Task description: The exercise asks you to copy every line below in which "quality" appears.

Given records:
++++++++++++++++++++

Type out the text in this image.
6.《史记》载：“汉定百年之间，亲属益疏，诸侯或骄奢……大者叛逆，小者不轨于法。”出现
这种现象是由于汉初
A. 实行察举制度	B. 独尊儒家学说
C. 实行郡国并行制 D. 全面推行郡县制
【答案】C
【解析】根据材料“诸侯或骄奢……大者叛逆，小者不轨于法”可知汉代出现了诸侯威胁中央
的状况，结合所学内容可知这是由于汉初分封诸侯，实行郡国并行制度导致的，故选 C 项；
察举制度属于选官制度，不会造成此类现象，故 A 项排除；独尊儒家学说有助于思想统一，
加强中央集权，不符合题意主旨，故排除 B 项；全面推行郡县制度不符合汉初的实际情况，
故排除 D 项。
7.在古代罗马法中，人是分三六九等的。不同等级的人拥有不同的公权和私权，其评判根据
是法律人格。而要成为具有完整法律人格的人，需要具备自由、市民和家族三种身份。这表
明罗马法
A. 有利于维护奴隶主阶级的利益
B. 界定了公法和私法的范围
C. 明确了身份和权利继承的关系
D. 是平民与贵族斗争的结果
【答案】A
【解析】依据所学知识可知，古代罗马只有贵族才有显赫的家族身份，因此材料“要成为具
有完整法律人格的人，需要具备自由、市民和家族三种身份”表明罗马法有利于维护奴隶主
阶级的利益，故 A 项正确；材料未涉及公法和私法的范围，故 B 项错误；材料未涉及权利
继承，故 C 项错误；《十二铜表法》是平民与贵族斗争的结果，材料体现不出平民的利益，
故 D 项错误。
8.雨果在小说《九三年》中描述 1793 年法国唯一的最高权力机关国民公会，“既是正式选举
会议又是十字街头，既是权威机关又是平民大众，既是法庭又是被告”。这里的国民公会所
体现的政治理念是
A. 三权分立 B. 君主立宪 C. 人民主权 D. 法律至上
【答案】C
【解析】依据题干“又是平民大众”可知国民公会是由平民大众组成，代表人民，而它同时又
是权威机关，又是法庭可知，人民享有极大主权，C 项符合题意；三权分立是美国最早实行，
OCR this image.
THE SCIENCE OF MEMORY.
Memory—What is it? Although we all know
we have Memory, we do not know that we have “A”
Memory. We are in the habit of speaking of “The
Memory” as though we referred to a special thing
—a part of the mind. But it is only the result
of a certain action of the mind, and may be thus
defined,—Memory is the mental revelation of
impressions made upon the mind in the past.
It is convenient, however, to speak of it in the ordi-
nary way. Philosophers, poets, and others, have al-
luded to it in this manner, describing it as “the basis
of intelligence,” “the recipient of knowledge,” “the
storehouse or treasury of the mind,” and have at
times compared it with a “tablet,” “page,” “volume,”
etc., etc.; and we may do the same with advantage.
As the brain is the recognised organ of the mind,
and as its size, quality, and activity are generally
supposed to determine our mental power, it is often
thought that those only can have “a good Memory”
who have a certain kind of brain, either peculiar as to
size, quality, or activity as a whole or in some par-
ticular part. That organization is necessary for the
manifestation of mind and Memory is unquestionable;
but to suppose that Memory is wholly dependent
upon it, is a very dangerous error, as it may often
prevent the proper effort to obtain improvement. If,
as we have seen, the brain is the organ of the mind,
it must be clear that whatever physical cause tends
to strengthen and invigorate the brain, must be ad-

++++++++++++++++++++

Output of the exercise:
and as its size, quality, and activity are generally
size, quality, or activity as a whole or in some par-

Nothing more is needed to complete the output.